# [Exercise aim]
Print every entry exactly as written.
** start Records provided **
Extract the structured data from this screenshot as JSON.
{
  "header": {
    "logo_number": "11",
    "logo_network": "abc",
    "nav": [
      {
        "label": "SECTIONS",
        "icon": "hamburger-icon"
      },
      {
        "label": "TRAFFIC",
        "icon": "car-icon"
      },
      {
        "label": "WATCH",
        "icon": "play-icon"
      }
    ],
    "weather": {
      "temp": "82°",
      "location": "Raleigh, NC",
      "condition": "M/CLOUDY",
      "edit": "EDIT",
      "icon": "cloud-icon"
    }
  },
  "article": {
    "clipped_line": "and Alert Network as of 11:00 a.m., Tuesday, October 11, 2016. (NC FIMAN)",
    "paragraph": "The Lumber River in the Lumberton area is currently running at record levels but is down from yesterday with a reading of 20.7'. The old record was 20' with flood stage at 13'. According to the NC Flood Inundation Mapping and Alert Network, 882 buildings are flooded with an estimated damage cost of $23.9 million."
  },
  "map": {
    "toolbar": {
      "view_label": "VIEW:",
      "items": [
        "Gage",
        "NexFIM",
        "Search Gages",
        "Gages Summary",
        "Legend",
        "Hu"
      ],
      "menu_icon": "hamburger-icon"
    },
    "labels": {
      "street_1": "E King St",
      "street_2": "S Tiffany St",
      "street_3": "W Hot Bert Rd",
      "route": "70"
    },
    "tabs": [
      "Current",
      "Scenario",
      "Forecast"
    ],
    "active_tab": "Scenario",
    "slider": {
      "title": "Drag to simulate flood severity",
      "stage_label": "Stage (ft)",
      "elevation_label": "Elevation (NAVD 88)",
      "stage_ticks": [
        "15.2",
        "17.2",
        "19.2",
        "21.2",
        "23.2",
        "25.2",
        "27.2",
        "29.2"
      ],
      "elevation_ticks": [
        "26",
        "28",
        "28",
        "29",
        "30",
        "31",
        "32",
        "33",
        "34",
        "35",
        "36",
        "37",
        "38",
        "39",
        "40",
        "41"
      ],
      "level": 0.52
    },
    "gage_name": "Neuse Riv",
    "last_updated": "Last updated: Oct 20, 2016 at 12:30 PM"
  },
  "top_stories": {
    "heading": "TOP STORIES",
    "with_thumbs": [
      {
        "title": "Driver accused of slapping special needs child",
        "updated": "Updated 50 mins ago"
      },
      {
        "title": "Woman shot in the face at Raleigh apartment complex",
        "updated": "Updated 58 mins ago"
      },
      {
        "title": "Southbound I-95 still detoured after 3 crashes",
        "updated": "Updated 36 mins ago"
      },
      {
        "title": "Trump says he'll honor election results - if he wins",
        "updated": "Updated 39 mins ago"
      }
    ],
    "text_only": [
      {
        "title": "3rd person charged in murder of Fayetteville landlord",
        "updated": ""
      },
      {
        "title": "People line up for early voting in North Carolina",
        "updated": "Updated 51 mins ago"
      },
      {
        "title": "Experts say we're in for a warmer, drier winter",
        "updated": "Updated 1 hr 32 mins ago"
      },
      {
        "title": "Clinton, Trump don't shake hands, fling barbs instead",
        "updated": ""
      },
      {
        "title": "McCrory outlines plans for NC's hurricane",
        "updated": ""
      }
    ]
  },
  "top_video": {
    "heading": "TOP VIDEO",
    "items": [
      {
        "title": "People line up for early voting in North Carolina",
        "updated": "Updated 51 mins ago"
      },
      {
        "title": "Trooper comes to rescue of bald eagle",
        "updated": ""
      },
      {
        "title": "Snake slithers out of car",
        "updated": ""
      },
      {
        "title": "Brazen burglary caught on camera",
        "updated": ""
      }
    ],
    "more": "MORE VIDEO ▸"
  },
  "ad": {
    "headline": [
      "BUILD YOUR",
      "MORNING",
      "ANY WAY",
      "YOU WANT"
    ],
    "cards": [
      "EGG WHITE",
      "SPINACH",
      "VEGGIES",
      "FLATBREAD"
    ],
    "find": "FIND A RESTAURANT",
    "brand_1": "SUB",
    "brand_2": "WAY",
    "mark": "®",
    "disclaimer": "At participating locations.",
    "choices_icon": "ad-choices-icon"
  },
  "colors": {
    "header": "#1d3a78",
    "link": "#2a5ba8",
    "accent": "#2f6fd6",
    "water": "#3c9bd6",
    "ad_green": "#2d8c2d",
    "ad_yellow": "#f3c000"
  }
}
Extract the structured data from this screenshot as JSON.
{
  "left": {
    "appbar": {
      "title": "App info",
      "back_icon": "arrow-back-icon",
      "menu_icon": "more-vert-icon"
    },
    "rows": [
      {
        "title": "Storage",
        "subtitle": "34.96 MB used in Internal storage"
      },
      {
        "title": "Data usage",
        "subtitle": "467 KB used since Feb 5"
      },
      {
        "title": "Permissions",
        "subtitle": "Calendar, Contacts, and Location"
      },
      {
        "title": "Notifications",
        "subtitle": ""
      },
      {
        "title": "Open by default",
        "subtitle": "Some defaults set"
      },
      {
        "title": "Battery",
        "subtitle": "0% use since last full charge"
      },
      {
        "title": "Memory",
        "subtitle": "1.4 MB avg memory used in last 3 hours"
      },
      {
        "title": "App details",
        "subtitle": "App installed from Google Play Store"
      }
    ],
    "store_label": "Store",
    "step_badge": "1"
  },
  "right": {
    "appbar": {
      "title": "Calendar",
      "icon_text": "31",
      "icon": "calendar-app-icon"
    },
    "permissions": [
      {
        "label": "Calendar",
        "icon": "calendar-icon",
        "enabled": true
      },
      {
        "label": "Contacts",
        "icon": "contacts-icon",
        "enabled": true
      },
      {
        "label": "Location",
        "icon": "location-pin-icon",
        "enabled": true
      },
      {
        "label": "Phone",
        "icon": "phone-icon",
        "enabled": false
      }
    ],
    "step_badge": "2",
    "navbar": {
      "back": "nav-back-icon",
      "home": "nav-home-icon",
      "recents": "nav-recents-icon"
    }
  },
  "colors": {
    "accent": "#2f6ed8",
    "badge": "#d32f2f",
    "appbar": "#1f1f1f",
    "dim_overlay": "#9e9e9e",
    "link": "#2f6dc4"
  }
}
** end Records provided **
# [Task result]
Extract the structured data from this screenshot as JSON.
{
  "header": {
    "logo_number": "11",
    "logo_network": "abc",
    "nav": [
      {
        "label": "SECTIONS",
        "icon": "hamburger-icon"
      },
      {
        "label": "TRAFFIC",
        "icon": "car-icon"
      },
      {
        "label": "WATCH",
        "icon": "play-icon"
      }
    ],
    "weather": {
      "temp": "82°",
      "location": "Raleigh, NC",
      "condition": "M/CLOUDY",
      "edit": "EDIT",
      "icon": "cloud-icon"
    }
  },
  "article": {
    "clipped_line": "and Alert Network as of 11:00 a.m., Tuesday, October 11, 2016. (NC FIMAN)",
    "paragraph": "The Lumber River in the Lumberton area is currently running at record levels but is down from yesterday with a reading of 20.7'. The old record was 20' with flood stage at 13'. According to the NC Flood Inundation Mapping and Alert Network, 882 buildings are flooded with an estimated damage cost of $23.9 million."
  },
  "map": {
    "toolbar": {
      "view_label": "VIEW:",
      "items": [
        "Gage",
        "NexFIM",
        "Search Gages",
        "Gages Summary",
        "Legend",
        "Hu"
      ],
      "menu_icon": "hamburger-icon"
    },
    "labels": {
      "street_1": "E King St",
      "street_2": "S Tiffany St",
      "street_3": "W Hot Bert Rd",
      "route": "70"
    },
    "tabs": [
      "Current",
      "Scenario",
      "Forecast"
    ],
    "active_tab": "Scenario",
    "slider": {
      "title": "Drag to simulate flood severity",
      "stage_label": "Stage (ft)",
      "elevation_label": "Elevation (NAVD 88)",
      "stage_ticks": [
        "15.2",
        "17.2",
        "19.2",
        "21.2",
        "23.2",
        "25.2",
        "27.2",
        "29.2"
      ],
      "elevation_ticks": [
        "26",
        "28",
        "28",
        "29",
        "30",
        "31",
        "32",
        "33",
        "34",
        "35",
        "36",
        "37",
        "38",
        "39",
        "40",
        "41"
      ],
      "level": 0.52
    },
    "gage_name": "Neuse Riv",
    "last_updated": "Last updated: Oct 20, 2016 at 12:30 PM"
  },
  "top_stories": {
    "heading": "TOP STORIES",
    "with_thumbs": [
      {
        "title": "Driver accused of slapping special needs child",
        "updated": "Updated 50 mins ago"
      },
      {
        "title": "Woman shot in the face at Raleigh apartment complex",
        "updated": "Updated 58 mins ago"
      },
      {
        "title": "Southbound I-95 still detoured after 3 crashes",
        "updated": "Updated 36 mins ago"
      },
      {
        "title": "Trump says he'll honor election results - if he wins",
        "updated": "Updated 39 mins ago"
      }
    ],
    "text_only": [
      {
        "title": "3rd person charged in murder of Fayetteville landlord",
        "updated": ""
      },
      {
        "title": "People line up for early voting in North Carolina",
        "updated": "Updated 51 mins ago"
      },
      {
        "title": "Experts say we're in for a warmer, drier winter",
        "updated": "Updated 1 hr 32 mins ago"
      },
      {
        "title": "Clinton, Trump don't shake hands, fling barbs instead",
        "updated": ""
      },
      {
        "title": "McCrory outlines plans for NC's hurricane",
        "updated": ""
      }
    ]
  },
  "top_video": {
    "heading": "TOP VIDEO",
    "items": [
      {
        "title": "People line up for early voting in North Carolina",
        "updated": "Updated 51 mins ago"
      },
      {
        "title": "Trooper comes to rescue of bald eagle",
        "updated": ""
      },
      {
        "title": "Snake slithers out of car",
        "updated": ""
      },
      {
        "title": "Brazen burglary caught on camera",
        "updated": ""
      }
    ],
    "more": "MORE VIDEO ▸"
  },
  "ad": {
    "headline": [
      "BUILD YOUR",
      "MORNING",
      "ANY WAY",
      "YOU WANT"
    ],
    "cards": [
      "EGG WHITE",
      "SPINACH",
      "VEGGIES",
      "FLATBREAD"
    ],
    "find": "FIND A RESTAURANT",
    "brand_1": "SUB",
    "brand_2": "WAY",
    "mark": "®",
    "disclaimer": "At participating locations.",
    "choices_icon": "ad-choices-icon"
  },
  "colors": {
    "header": "#1d3a78",
    "link": "#2a5ba8",
    "accent": "#2f6fd6",
    "water": "#3c9bd6",
    "ad_green": "#2d8c2d",
    "ad_yellow": "#f3c000"
  }
}
Extract the structured data from this screenshot as JSON.
{
  "left": {
    "appbar": {
      "title": "App info",
      "back_icon": "arrow-back-icon",
      "menu_icon": "more-vert-icon"
    },
    "rows": [
      {
        "title": "Storage",
        "subtitle": "34.96 MB used in Internal storage"
      },
      {
        "title": "Data usage",
        "subtitle": "467 KB used since Feb 5"
      },
      {
        "title": "Permissions",
        "subtitle": "Calendar, Contacts, and Location"
      },
      {
        "title": "Notifications",
        "subtitle": ""
      },
      {
        "title": "Open by default",
        "subtitle": "Some defaults set"
      },
      {
        "title": "Battery",
        "subtitle": "0% use since last full charge"
      },
      {
        "title": "Memory",
        "subtitle": "1.4 MB avg memory used in last 3 hours"
      },
      {
        "title": "App details",
        "subtitle": "App installed from Google Play Store"
      }
    ],
    "store_label": "Store",
    "step_badge": "1"
  },
  "right": {
    "appbar": {
      "title": "Calendar",
      "icon_text": "31",
      "icon": "calendar-app-icon"
    },
    "permissions": [
      {
        "label": "Calendar",
        "icon": "calendar-icon",
        "enabled": true
      },
      {
        "label": "Contacts",
        "icon": "contacts-icon",
        "enabled": true
      },
      {
        "label": "Location",
        "icon": "location-pin-icon",
        "enabled": true
      },
      {
        "label": "Phone",
        "icon": "phone-icon",
        "enabled": false
      }
    ],
    "step_badge": "2",
    "navbar": {
      "back": "nav-back-icon",
      "home": "nav-home-icon",
      "recents": "nav-recents-icon"
    }
  },
  "colors": {
    "accent": "#2f6ed8",
    "badge": "#d32f2f",
    "appbar": "#1f1f1f",
    "dim_overlay": "#9e9e9e",
    "link": "#2f6dc4"
  }
}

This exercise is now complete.